Data to use:
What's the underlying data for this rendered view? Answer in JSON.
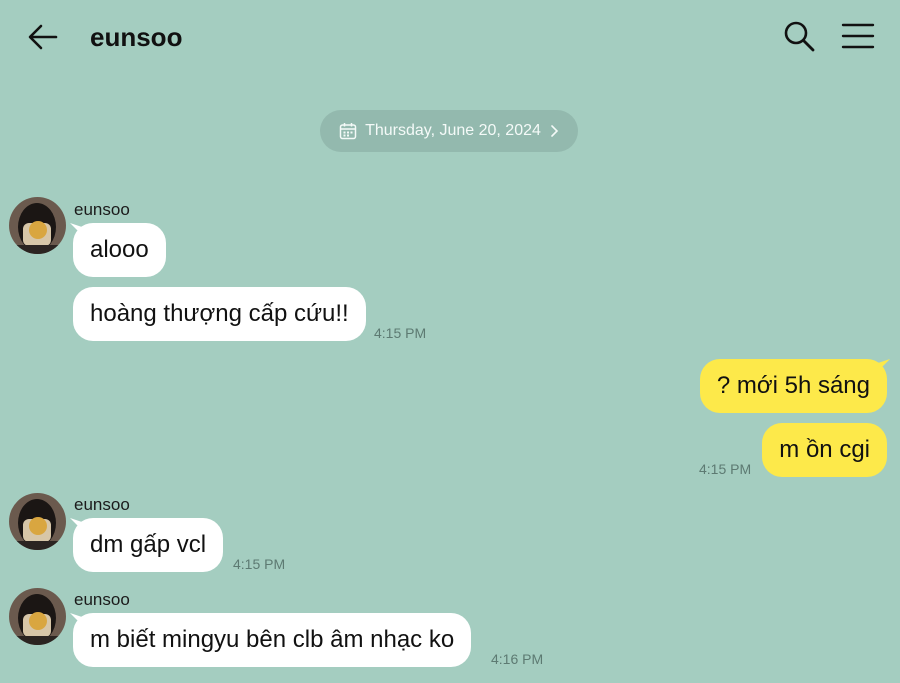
{
  "header": {
    "title": "eunsoo"
  },
  "date_pill": {
    "label": "Thursday, June 20, 2024"
  },
  "colors": {
    "background": "#a4cdc0",
    "outgoing_bubble": "#fde94a",
    "incoming_bubble": "#ffffff",
    "date_pill": "#93b9ae"
  },
  "messages": [
    {
      "sender": "eunsoo",
      "text": "alooo"
    },
    {
      "text": "hoàng thượng cấp cứu!!",
      "time": "4:15 PM"
    },
    {
      "text": "? mới 5h sáng"
    },
    {
      "text": "m ồn cgi",
      "time": "4:15 PM"
    },
    {
      "sender": "eunsoo",
      "text": "dm gấp vcl",
      "time": "4:15 PM"
    },
    {
      "sender": "eunsoo",
      "text": "m biết mingyu bên clb âm nhạc ko",
      "time": "4:16 PM"
    }
  ]
}
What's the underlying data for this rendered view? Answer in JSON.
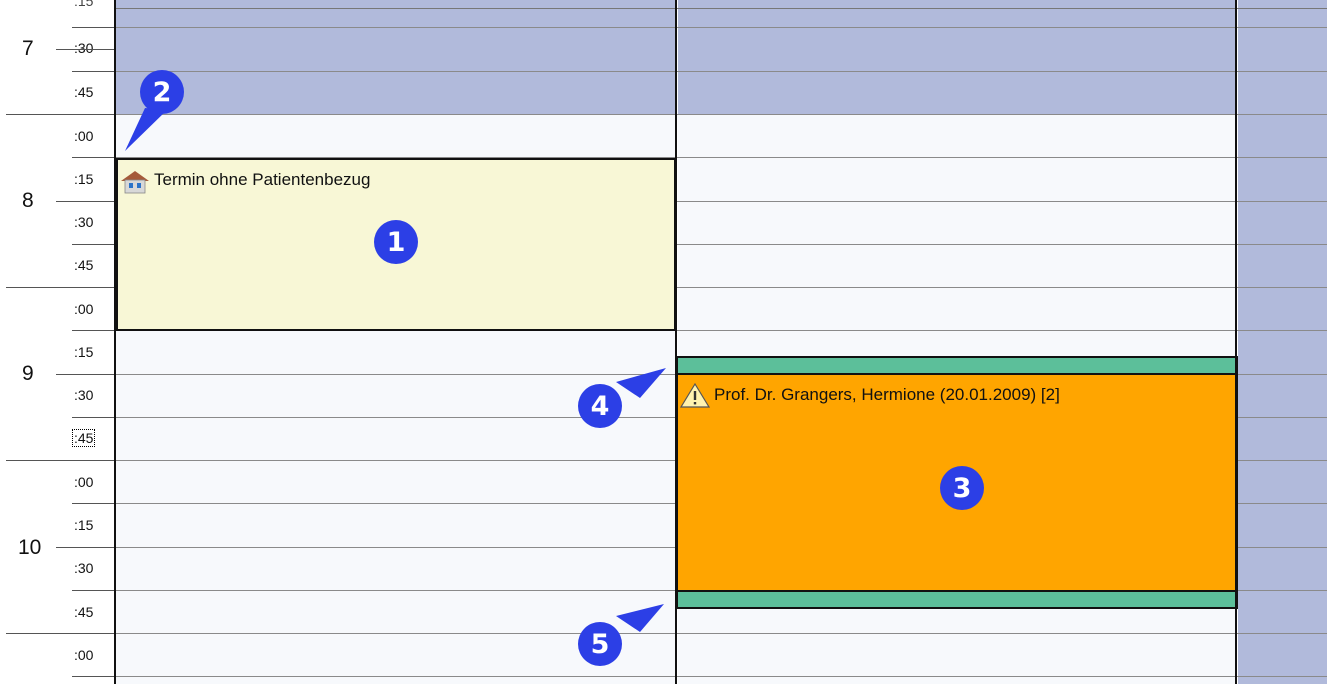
{
  "time_axis": {
    "hours": [
      "7",
      "8",
      "9",
      "10"
    ],
    "minute_labels": [
      ":30",
      ":45",
      ":00",
      ":15",
      ":30",
      ":45",
      ":00",
      ":15",
      ":30",
      ":45",
      ":00",
      ":15",
      ":30",
      ":45",
      ":00"
    ],
    "partial_top_label": ":15"
  },
  "appointments": [
    {
      "title": "Termin ohne Patientenbezug",
      "icon": "house-icon",
      "color": "#f8f7d6"
    },
    {
      "title": "Prof. Dr. Grangers, Hermione (20.01.2009) [2]",
      "icon": "warning-icon",
      "color": "#ffa500",
      "buffer_color": "#5cbf9a"
    }
  ],
  "callouts": [
    "1",
    "2",
    "3",
    "4",
    "5"
  ],
  "colors": {
    "unavailable": "#b1badb",
    "available": "#f7f9fc",
    "badge": "#2c3fe6"
  }
}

What is being asked: Show the lines where the word "text" appears in the entries.

Task answer:
      "text": "alooo"
      "text": "hoàng thượng cấp cứu!!",
      "text": "? mới 5h sáng"
      "text": "m ồn cgi",
      "text": "dm gấp vcl",
      "text": "m biết mingyu bên clb âm nhạc ko",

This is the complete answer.